▶ [RECORDS SHOWN]
--- BEGIN ---

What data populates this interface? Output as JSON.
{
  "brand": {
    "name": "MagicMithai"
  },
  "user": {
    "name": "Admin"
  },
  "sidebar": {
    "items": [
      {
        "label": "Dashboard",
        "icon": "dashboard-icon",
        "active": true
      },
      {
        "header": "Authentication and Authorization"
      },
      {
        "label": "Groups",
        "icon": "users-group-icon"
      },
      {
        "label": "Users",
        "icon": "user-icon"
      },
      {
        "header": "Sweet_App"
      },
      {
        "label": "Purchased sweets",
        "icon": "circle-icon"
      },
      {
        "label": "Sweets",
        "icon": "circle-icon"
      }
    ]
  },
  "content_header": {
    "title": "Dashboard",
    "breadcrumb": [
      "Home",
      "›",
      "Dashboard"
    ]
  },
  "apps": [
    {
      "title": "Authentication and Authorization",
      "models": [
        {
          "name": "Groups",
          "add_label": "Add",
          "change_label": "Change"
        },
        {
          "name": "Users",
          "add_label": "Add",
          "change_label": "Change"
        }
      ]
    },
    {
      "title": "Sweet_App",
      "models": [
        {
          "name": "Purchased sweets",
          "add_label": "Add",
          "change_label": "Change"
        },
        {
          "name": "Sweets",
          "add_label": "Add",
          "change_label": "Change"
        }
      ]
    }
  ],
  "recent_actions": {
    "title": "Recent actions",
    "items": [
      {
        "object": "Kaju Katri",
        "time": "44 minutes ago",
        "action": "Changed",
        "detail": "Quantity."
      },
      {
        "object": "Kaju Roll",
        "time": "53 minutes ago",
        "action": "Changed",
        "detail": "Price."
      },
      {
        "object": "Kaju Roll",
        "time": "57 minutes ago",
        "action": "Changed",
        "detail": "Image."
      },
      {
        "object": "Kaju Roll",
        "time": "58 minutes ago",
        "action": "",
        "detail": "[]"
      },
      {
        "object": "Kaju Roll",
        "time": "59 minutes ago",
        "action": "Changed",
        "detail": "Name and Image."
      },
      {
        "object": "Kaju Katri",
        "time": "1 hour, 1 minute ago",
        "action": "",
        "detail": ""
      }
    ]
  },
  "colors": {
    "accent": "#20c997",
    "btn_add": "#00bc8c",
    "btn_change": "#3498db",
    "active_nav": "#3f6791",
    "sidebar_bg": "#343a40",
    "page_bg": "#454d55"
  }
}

--- END ---

▶ [DO THIS] Your task is to retype all the records above with nothing left out.

▶ [RESULT OF THIS TASK]
What data populates this interface? Output as JSON.
{
  "brand": {
    "name": "MagicMithai"
  },
  "user": {
    "name": "Admin"
  },
  "sidebar": {
    "items": [
      {
        "label": "Dashboard",
        "icon": "dashboard-icon",
        "active": true
      },
      {
        "header": "Authentication and Authorization"
      },
      {
        "label": "Groups",
        "icon": "users-group-icon"
      },
      {
        "label": "Users",
        "icon": "user-icon"
      },
      {
        "header": "Sweet_App"
      },
      {
        "label": "Purchased sweets",
        "icon": "circle-icon"
      },
      {
        "label": "Sweets",
        "icon": "circle-icon"
      }
    ]
  },
  "content_header": {
    "title": "Dashboard",
    "breadcrumb": [
      "Home",
      "›",
      "Dashboard"
    ]
  },
  "apps": [
    {
      "title": "Authentication and Authorization",
      "models": [
        {
          "name": "Groups",
          "add_label": "Add",
          "change_label": "Change"
        },
        {
          "name": "Users",
          "add_label": "Add",
          "change_label": "Change"
        }
      ]
    },
    {
      "title": "Sweet_App",
      "models": [
        {
          "name": "Purchased sweets",
          "add_label": "Add",
          "change_label": "Change"
        },
        {
          "name": "Sweets",
          "add_label": "Add",
          "change_label": "Change"
        }
      ]
    }
  ],
  "recent_actions": {
    "title": "Recent actions",
    "items": [
      {
        "object": "Kaju Katri",
        "time": "44 minutes ago",
        "action": "Changed",
        "detail": "Quantity."
      },
      {
        "object": "Kaju Roll",
        "time": "53 minutes ago",
        "action": "Changed",
        "detail": "Price."
      },
      {
        "object": "Kaju Roll",
        "time": "57 minutes ago",
        "action": "Changed",
        "detail": "Image."
      },
      {
        "object": "Kaju Roll",
        "time": "58 minutes ago",
        "action": "",
        "detail": "[]"
      },
      {
        "object": "Kaju Roll",
        "time": "59 minutes ago",
        "action": "Changed",
        "detail": "Name and Image."
      },
      {
        "object": "Kaju Katri",
        "time": "1 hour, 1 minute ago",
        "action": "",
        "detail": ""
      }
    ]
  },
  "colors": {
    "accent": "#20c997",
    "btn_add": "#00bc8c",
    "btn_change": "#3498db",
    "active_nav": "#3f6791",
    "sidebar_bg": "#343a40",
    "page_bg": "#454d55"
  }
}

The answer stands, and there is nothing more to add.